* [TASK BRIEF] Every line below is to be copied exactly, with the pictures left out.

* [SUPPLIED DATA]
____________

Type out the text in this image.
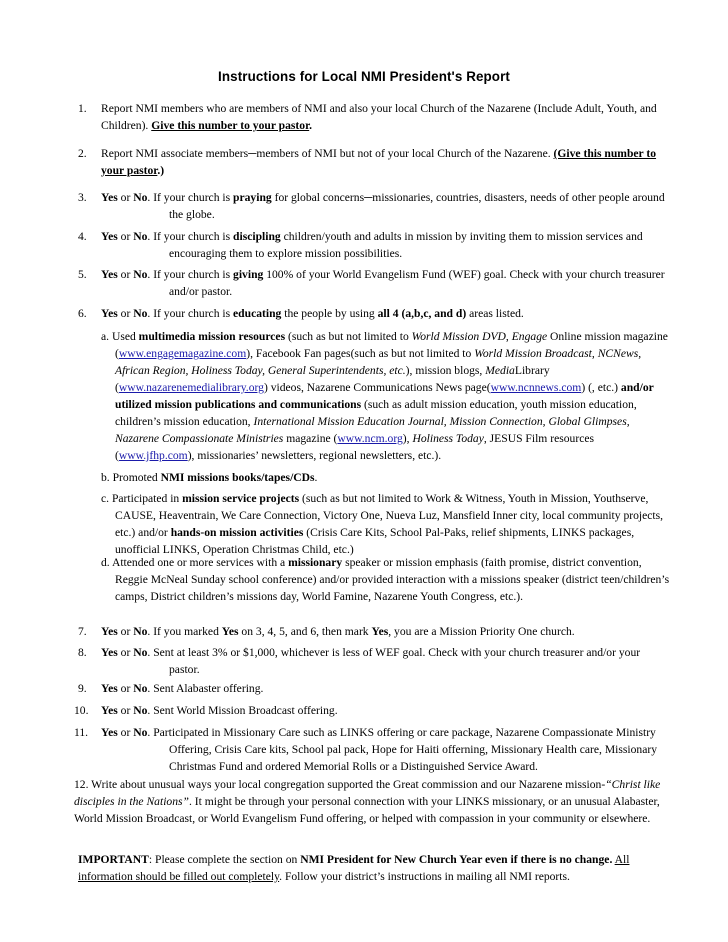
Instructions for Local NMI President's Report
1. Report NMI members who are members of NMI and also your local Church of the Nazarene (Include Adult, Youth, and Children). Give this number to your pastor.
2. Report NMI associate members─members of NMI but not of your local Church of the Nazarene. (Give this number to your pastor.)
3. Yes or No. If your church is praying for global concerns─missionaries, countries, disasters, needs of other people around the globe.
4. Yes or No. If your church is discipling children/youth and adults in mission by inviting them to mission services and encouraging them to explore mission possibilities.
5. Yes or No. If your church is giving 100% of your World Evangelism Fund (WEF) goal. Check with your church treasurer and/or pastor.
6. Yes or No. If your church is educating the people by using all 4 (a,b,c, and d) areas listed.
a. Used multimedia mission resources (such as but not limited to World Mission DVD, Engage Online mission magazine (www.engagemagazine.com), Facebook Fan pages(such as but not limited to World Mission Broadcast, NCNews, African Region, Holiness Today, General Superintendents, etc.), mission blogs, MediaLibrary (www.nazarenemedialibrary.org) videos, Nazarene Communications News page(www.ncnnews.com) (, etc.) and/or utilized mission publications and communications (such as adult mission education, youth mission education, children’s mission education, International Mission Education Journal, Mission Connection, Global Glimpses, Nazarene Compassionate Ministries magazine (www.ncm.org), Holiness Today, JESUS Film resources (www.jfhp.com), missionaries’ newsletters, regional newsletters, etc.).
b. Promoted NMI missions books/tapes/CDs.
c. Participated in mission service projects (such as but not limited to Work & Witness, Youth in Mission, Youthserve, CAUSE, Heaventrain, We Care Connection, Victory One, Nueva Luz, Mansfield Inner city, local community projects, etc.) and/or hands-on mission activities (Crisis Care Kits, School Pal-Paks, relief shipments, LINKS packages, unofficial LINKS, Operation Christmas Child, etc.)
d. Attended one or more services with a missionary speaker or mission emphasis (faith promise, district convention, Reggie McNeal Sunday school conference) and/or provided interaction with a missions speaker (district teen/children’s camps, District children’s missions day, World Famine, Nazarene Youth Congress, etc.).
7. Yes or No. If you marked Yes on 3, 4, 5, and 6, then mark Yes, you are a Mission Priority One church.
8. Yes or No. Sent at least 3% or $1,000, whichever is less of WEF goal. Check with your church treasurer and/or your pastor.
9. Yes or No. Sent Alabaster offering.
10. Yes or No. Sent World Mission Broadcast offering.
11. Yes or No. Participated in Missionary Care such as LINKS offering or care package, Nazarene Compassionate Ministry Offering, Crisis Care kits, School pal pack, Hope for Haiti offerning, Missionary Health care, Missionary Christmas Fund and ordered Memorial Rolls or a Distinguished Service Award.
12. Write about unusual ways your local congregation supported the Great commission and our Nazarene mission-“Christ like disciples in the Nations”. It might be through your personal connection with your LINKS missionary, or an unusual Alabaster, World Mission Broadcast, or World Evangelism Fund offering, or helped with compassion in your community or elsewhere.
IMPORTANT: Please complete the section on NMI President for New Church Year even if there is no change. All information should be filled out completely. Follow your district’s instructions in mailing all NMI reports.
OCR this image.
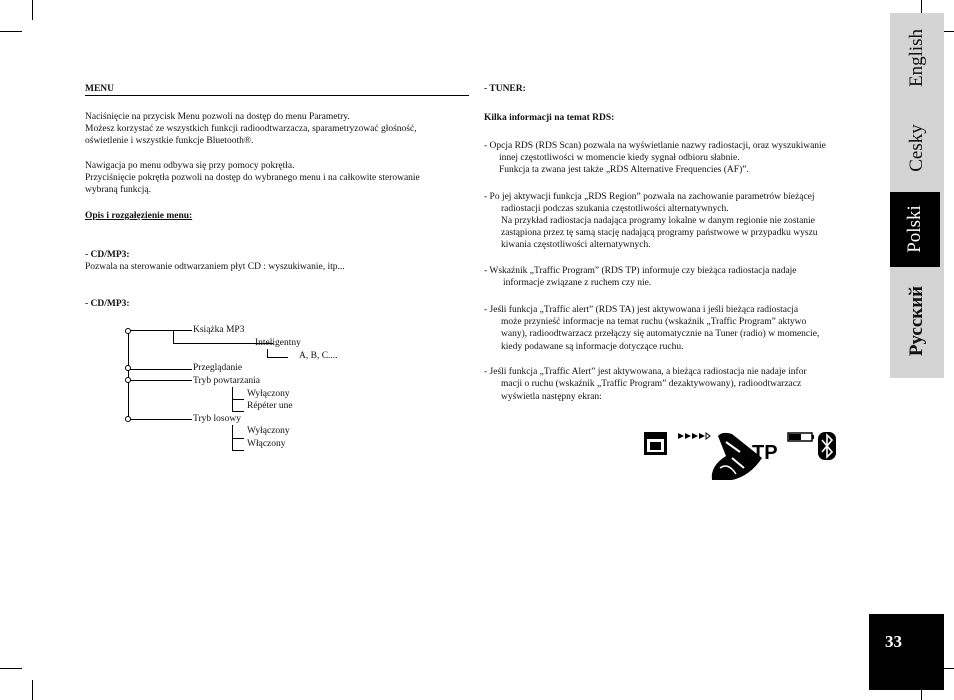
MENU
Naciśnięcie na przycisk Menu pozwoli na dostęp do menu Parametry.
Możesz korzystać ze wszystkich funkcji radioodtwarzacza, sparametryzować głośność,
oświetlenie i wszystkie funkcje Bluetooth®.
Nawigacja po menu odbywa się przy pomocy pokrętła.
Przyciśnięcie pokrętła pozwoli na dostęp do wybranego menu i na całkowite sterowanie
wybraną funkcją.
Opis i rozgałęzienie menu:
- CD/MP3:
Pozwala na sterowanie odtwarzaniem płyt CD : wyszukiwanie, itp...
- CD/MP3:
Książka MP3
Inteligentny
A, B, C....
Przeglądanie
Tryb powtarzania
Wyłączony
Répéter une
Tryb losowy
Wyłączony
Włączony
- TUNER:
Kilka informacji na temat RDS:
- Opcja RDS (RDS Scan) pozwala na wyświetlanie nazwy radiostacji, oraz wyszukiwanie
innej częstotliwości w momencie kiedy sygnał odbioru słabnie.
Funkcja ta zwana jest także „RDS Alternative Frequencies (AF)”.
- Po jej aktywacji funkcja „RDS Region” pozwala na zachowanie parametrów bieżącej
radiostacji podczas szukania częstotliwości alternatywnych.
Na przykład radiostacja nadająca programy lokalne w danym regionie nie zostanie
zastąpiona przez tę samą stację nadającą programy państwowe w przypadku wyszu
kiwania częstotliwości alternatywnych.
- Wskaźnik „Traffic Program” (RDS TP) informuje czy bieżąca radiostacja nadaje
informacje związane z ruchem czy nie.
- Jeśli funkcja „Traffic alert” (RDS TA) jest aktywowana i jeśli bieżąca radiostacja
może przynieść informacje na temat ruchu (wskaźnik „Traffic Program” aktywo
wany), radioodtwarzacz przełączy się automatycznie na Tuner (radio) w momencie,
kiedy podawane są informacje dotyczące ruchu.
- Jeśli funkcja „Traffic Alert” jest aktywowana, a bieżąca radiostacja nie nadaje infor
macji o ruchu (wskaźnik „Traffic Program” dezaktywowany), radioodtwarzacz
wyświetla następny ekran:
TP
English
Cesky
Polski
Русский
33
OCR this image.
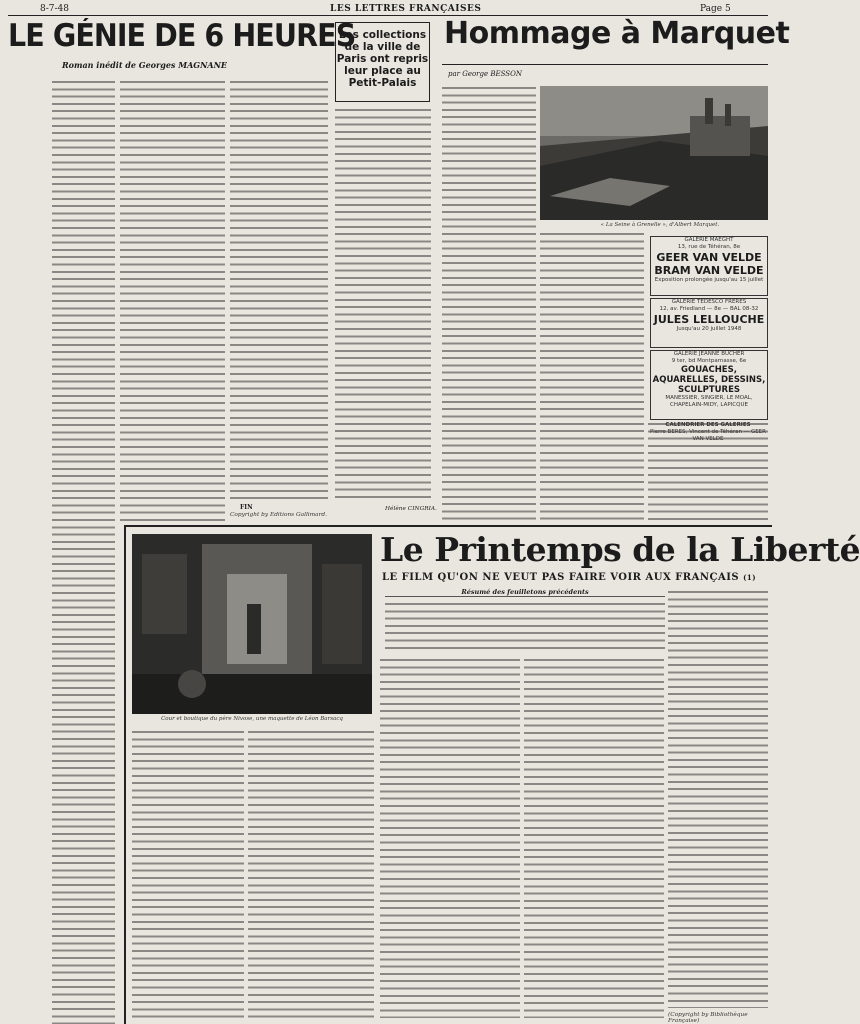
8-7-48	LES LETTRES FRANÇAISES	Page 5
LE GÉNIE DE 6 HEURES
Roman inédit de Georges MAGNANE
FIN
Copyright by Editions Gallimard.
Les collections de la ville de Paris ont repris leur place au Petit-Palais
Hélène CINGRIA.
Hommage à Marquet
par George BESSON
« La Seine à Grenelle », d'Albert Marquet.
GALERIE MAEGHT
13, rue de Téhéran, 8e
GEER VAN VELDE
BRAM VAN VELDE
Exposition prolongée jusqu'au 15 juillet
GALERIE TEDESCO FRÈRES
12, av. Friedland — 8e — BAL 08-32
JULES LELLOUCHE
Jusqu'au 20 juillet 1948
GALERIE JEANNE BUCHER
9 ter, bd Montparnasse, 6e
GOUACHES, AQUARELLES, DESSINS, SCULPTURES
MANESSIER, SINGIER, LE MOAL, CHAPELAIN-MIDY, LAPICQUE
CALENDRIER DES GALERIES
Pierre BERES, Vincent de Téhéran — GEER VAN VELDE
Cour et boutique du père Nivose, une maquette de Léon Barsacq
Le Printemps de la Liberté
LE FILM QU'ON NE VEUT PAS FAIRE VOIR AUX FRANÇAIS (1)
Résumé des feuilletons précédents
(Copyright by Bibliothèque Française)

____________

* [TASK OUTPUT]
Type out the text in this image.
Instructions for Local NMI President's Report
1. Report NMI members who are members of NMI and also your local Church of the Nazarene (Include Adult, Youth, and Children). Give this number to your pastor.
2. Report NMI associate members─members of NMI but not of your local Church of the Nazarene. (Give this number to your pastor.)
3. Yes or No. If your church is praying for global concerns─missionaries, countries, disasters, needs of other people around the globe.
4. Yes or No. If your church is discipling children/youth and adults in mission by inviting them to mission services and encouraging them to explore mission possibilities.
5. Yes or No. If your church is giving 100% of your World Evangelism Fund (WEF) goal. Check with your church treasurer and/or pastor.
6. Yes or No. If your church is educating the people by using all 4 (a,b,c, and d) areas listed.
a. Used multimedia mission resources (such as but not limited to World Mission DVD, Engage Online mission magazine (www.engagemagazine.com), Facebook Fan pages(such as but not limited to World Mission Broadcast, NCNews, African Region, Holiness Today, General Superintendents, etc.), mission blogs, MediaLibrary (www.nazarenemedialibrary.org) videos, Nazarene Communications News page(www.ncnnews.com) (, etc.) and/or utilized mission publications and communications (such as adult mission education, youth mission education, children’s mission education, International Mission Education Journal, Mission Connection, Global Glimpses, Nazarene Compassionate Ministries magazine (www.ncm.org), Holiness Today, JESUS Film resources (www.jfhp.com), missionaries’ newsletters, regional newsletters, etc.).
b. Promoted NMI missions books/tapes/CDs.
c. Participated in mission service projects (such as but not limited to Work & Witness, Youth in Mission, Youthserve, CAUSE, Heaventrain, We Care Connection, Victory One, Nueva Luz, Mansfield Inner city, local community projects, etc.) and/or hands-on mission activities (Crisis Care Kits, School Pal-Paks, relief shipments, LINKS packages, unofficial LINKS, Operation Christmas Child, etc.)
d. Attended one or more services with a missionary speaker or mission emphasis (faith promise, district convention, Reggie McNeal Sunday school conference) and/or provided interaction with a missions speaker (district teen/children’s camps, District children’s missions day, World Famine, Nazarene Youth Congress, etc.).
7. Yes or No. If you marked Yes on 3, 4, 5, and 6, then mark Yes, you are a Mission Priority One church.
8. Yes or No. Sent at least 3% or $1,000, whichever is less of WEF goal. Check with your church treasurer and/or your pastor.
9. Yes or No. Sent Alabaster offering.
10. Yes or No. Sent World Mission Broadcast offering.
11. Yes or No. Participated in Missionary Care such as LINKS offering or care package, Nazarene Compassionate Ministry Offering, Crisis Care kits, School pal pack, Hope for Haiti offerning, Missionary Health care, Missionary Christmas Fund and ordered Memorial Rolls or a Distinguished Service Award.
12. Write about unusual ways your local congregation supported the Great commission and our Nazarene mission-“Christ like disciples in the Nations”. It might be through your personal connection with your LINKS missionary, or an unusual Alabaster, World Mission Broadcast, or World Evangelism Fund offering, or helped with compassion in your community or elsewhere.
IMPORTANT: Please complete the section on NMI President for New Church Year even if there is no change. All information should be filled out completely. Follow your district’s instructions in mailing all NMI reports.
OCR this image.
MENU
Naciśnięcie na przycisk Menu pozwoli na dostęp do menu Parametry.
Możesz korzystać ze wszystkich funkcji radioodtwarzacza, sparametryzować głośność,
oświetlenie i wszystkie funkcje Bluetooth®.
Nawigacja po menu odbywa się przy pomocy pokrętła.
Przyciśnięcie pokrętła pozwoli na dostęp do wybranego menu i na całkowite sterowanie
wybraną funkcją.
Opis i rozgałęzienie menu:
- CD/MP3:
Pozwala na sterowanie odtwarzaniem płyt CD : wyszukiwanie, itp...
- CD/MP3:
Książka MP3
Inteligentny
A, B, C....
Przeglądanie
Tryb powtarzania
Wyłączony
Répéter une
Tryb losowy
Wyłączony
Włączony
- TUNER:
Kilka informacji na temat RDS:
- Opcja RDS (RDS Scan) pozwala na wyświetlanie nazwy radiostacji, oraz wyszukiwanie
innej częstotliwości w momencie kiedy sygnał odbioru słabnie.
Funkcja ta zwana jest także „RDS Alternative Frequencies (AF)”.
- Po jej aktywacji funkcja „RDS Region” pozwala na zachowanie parametrów bieżącej
radiostacji podczas szukania częstotliwości alternatywnych.
Na przykład radiostacja nadająca programy lokalne w danym regionie nie zostanie
zastąpiona przez tę samą stację nadającą programy państwowe w przypadku wyszu
kiwania częstotliwości alternatywnych.
- Wskaźnik „Traffic Program” (RDS TP) informuje czy bieżąca radiostacja nadaje
informacje związane z ruchem czy nie.
- Jeśli funkcja „Traffic alert” (RDS TA) jest aktywowana i jeśli bieżąca radiostacja
może przynieść informacje na temat ruchu (wskaźnik „Traffic Program” aktywo
wany), radioodtwarzacz przełączy się automatycznie na Tuner (radio) w momencie,
kiedy podawane są informacje dotyczące ruchu.
- Jeśli funkcja „Traffic Alert” jest aktywowana, a bieżąca radiostacja nie nadaje infor
macji o ruchu (wskaźnik „Traffic Program” dezaktywowany), radioodtwarzacz
wyświetla następny ekran:
TP
English
Cesky
Polski
Русский
33
OCR this image.
8-7-48	LES LETTRES FRANÇAISES	Page 5
LE GÉNIE DE 6 HEURES
Roman inédit de Georges MAGNANE
FIN
Copyright by Editions Gallimard.
Les collections de la ville de Paris ont repris leur place au Petit-Palais
Hélène CINGRIA.
Hommage à Marquet
par George BESSON
« La Seine à Grenelle », d'Albert Marquet.
GALERIE MAEGHT
13, rue de Téhéran, 8e
GEER VAN VELDE
BRAM VAN VELDE
Exposition prolongée jusqu'au 15 juillet
GALERIE TEDESCO FRÈRES
12, av. Friedland — 8e — BAL 08-32
JULES LELLOUCHE
Jusqu'au 20 juillet 1948
GALERIE JEANNE BUCHER
9 ter, bd Montparnasse, 6e
GOUACHES, AQUARELLES, DESSINS, SCULPTURES
MANESSIER, SINGIER, LE MOAL, CHAPELAIN-MIDY, LAPICQUE
CALENDRIER DES GALERIES
Pierre BERES, Vincent de Téhéran — GEER VAN VELDE
Cour et boutique du père Nivose, une maquette de Léon Barsacq
Le Printemps de la Liberté
LE FILM QU'ON NE VEUT PAS FAIRE VOIR AUX FRANÇAIS (1)
Résumé des feuilletons précédents
(Copyright by Bibliothèque Française)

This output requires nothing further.